*PROBLEM REQUIREMENTS*. Print the records below word for word, but leave out the pictures.

*DATASET RECORDS*.
━━━━━━━━

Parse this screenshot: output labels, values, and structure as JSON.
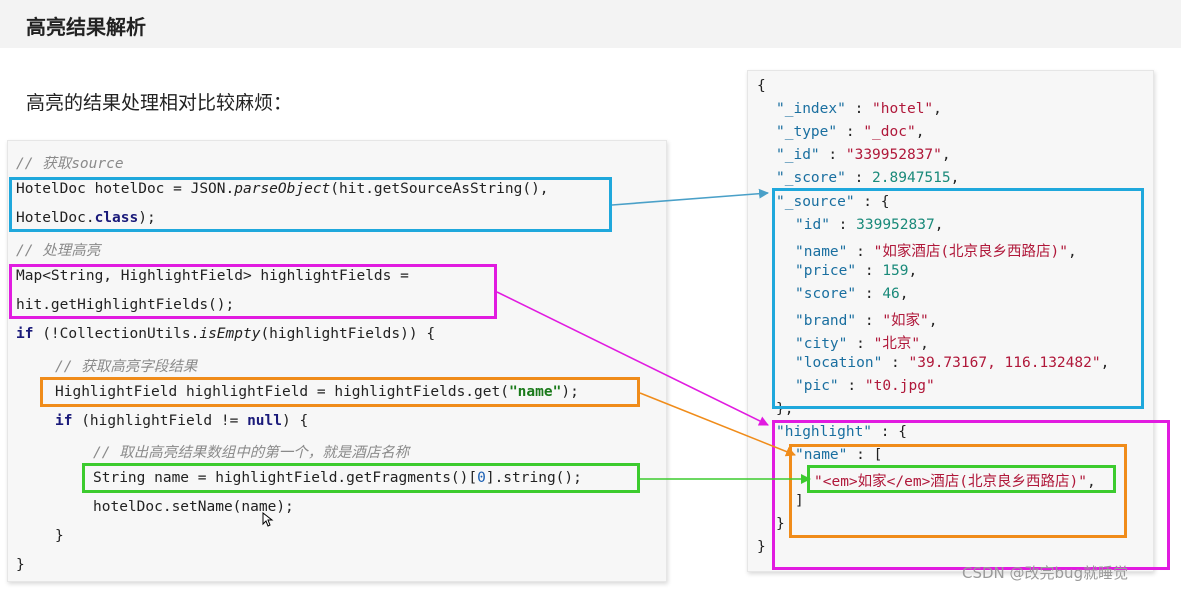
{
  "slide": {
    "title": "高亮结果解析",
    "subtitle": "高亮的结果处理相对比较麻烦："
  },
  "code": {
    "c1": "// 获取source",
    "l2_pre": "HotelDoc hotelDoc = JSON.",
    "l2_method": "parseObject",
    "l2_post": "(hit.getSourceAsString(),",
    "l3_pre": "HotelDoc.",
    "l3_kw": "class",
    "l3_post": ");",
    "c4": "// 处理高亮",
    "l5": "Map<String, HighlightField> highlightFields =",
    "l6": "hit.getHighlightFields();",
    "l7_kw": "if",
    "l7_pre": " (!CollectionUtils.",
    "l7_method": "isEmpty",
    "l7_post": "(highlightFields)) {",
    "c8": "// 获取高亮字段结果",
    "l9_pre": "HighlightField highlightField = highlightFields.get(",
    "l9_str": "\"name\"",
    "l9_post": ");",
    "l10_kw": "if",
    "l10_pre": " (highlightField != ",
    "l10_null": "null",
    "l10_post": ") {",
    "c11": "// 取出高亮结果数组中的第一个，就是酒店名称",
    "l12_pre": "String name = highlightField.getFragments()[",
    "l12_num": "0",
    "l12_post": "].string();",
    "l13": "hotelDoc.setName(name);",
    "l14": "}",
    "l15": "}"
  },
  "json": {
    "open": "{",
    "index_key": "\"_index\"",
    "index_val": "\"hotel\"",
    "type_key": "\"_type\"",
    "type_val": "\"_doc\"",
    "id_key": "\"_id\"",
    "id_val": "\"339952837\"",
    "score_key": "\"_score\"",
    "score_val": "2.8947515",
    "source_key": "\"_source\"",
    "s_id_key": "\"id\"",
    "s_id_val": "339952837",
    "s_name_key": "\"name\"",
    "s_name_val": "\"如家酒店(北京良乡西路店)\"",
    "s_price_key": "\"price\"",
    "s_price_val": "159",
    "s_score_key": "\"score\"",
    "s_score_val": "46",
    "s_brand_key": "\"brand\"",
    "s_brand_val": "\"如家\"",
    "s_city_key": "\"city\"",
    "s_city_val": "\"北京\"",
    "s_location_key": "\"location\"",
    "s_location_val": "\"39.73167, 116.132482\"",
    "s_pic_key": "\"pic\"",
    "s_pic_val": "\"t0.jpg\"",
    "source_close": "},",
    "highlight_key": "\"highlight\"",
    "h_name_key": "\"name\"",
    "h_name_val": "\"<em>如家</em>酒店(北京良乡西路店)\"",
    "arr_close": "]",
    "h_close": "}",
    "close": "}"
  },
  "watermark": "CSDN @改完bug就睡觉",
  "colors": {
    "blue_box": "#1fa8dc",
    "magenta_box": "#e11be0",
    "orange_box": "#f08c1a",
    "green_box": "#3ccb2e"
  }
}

━━━━━━━━

*CORRECT RESULT*.
Parse this screenshot: output labels, values, and structure as JSON.
{
  "slide": {
    "title": "高亮结果解析",
    "subtitle": "高亮的结果处理相对比较麻烦："
  },
  "code": {
    "c1": "// 获取source",
    "l2_pre": "HotelDoc hotelDoc = JSON.",
    "l2_method": "parseObject",
    "l2_post": "(hit.getSourceAsString(),",
    "l3_pre": "HotelDoc.",
    "l3_kw": "class",
    "l3_post": ");",
    "c4": "// 处理高亮",
    "l5": "Map<String, HighlightField> highlightFields =",
    "l6": "hit.getHighlightFields();",
    "l7_kw": "if",
    "l7_pre": " (!CollectionUtils.",
    "l7_method": "isEmpty",
    "l7_post": "(highlightFields)) {",
    "c8": "// 获取高亮字段结果",
    "l9_pre": "HighlightField highlightField = highlightFields.get(",
    "l9_str": "\"name\"",
    "l9_post": ");",
    "l10_kw": "if",
    "l10_pre": " (highlightField != ",
    "l10_null": "null",
    "l10_post": ") {",
    "c11": "// 取出高亮结果数组中的第一个，就是酒店名称",
    "l12_pre": "String name = highlightField.getFragments()[",
    "l12_num": "0",
    "l12_post": "].string();",
    "l13": "hotelDoc.setName(name);",
    "l14": "}",
    "l15": "}"
  },
  "json": {
    "open": "{",
    "index_key": "\"_index\"",
    "index_val": "\"hotel\"",
    "type_key": "\"_type\"",
    "type_val": "\"_doc\"",
    "id_key": "\"_id\"",
    "id_val": "\"339952837\"",
    "score_key": "\"_score\"",
    "score_val": "2.8947515",
    "source_key": "\"_source\"",
    "s_id_key": "\"id\"",
    "s_id_val": "339952837",
    "s_name_key": "\"name\"",
    "s_name_val": "\"如家酒店(北京良乡西路店)\"",
    "s_price_key": "\"price\"",
    "s_price_val": "159",
    "s_score_key": "\"score\"",
    "s_score_val": "46",
    "s_brand_key": "\"brand\"",
    "s_brand_val": "\"如家\"",
    "s_city_key": "\"city\"",
    "s_city_val": "\"北京\"",
    "s_location_key": "\"location\"",
    "s_location_val": "\"39.73167, 116.132482\"",
    "s_pic_key": "\"pic\"",
    "s_pic_val": "\"t0.jpg\"",
    "source_close": "},",
    "highlight_key": "\"highlight\"",
    "h_name_key": "\"name\"",
    "h_name_val": "\"<em>如家</em>酒店(北京良乡西路店)\"",
    "arr_close": "]",
    "h_close": "}",
    "close": "}"
  },
  "watermark": "CSDN @改完bug就睡觉",
  "colors": {
    "blue_box": "#1fa8dc",
    "magenta_box": "#e11be0",
    "orange_box": "#f08c1a",
    "green_box": "#3ccb2e"
  }
}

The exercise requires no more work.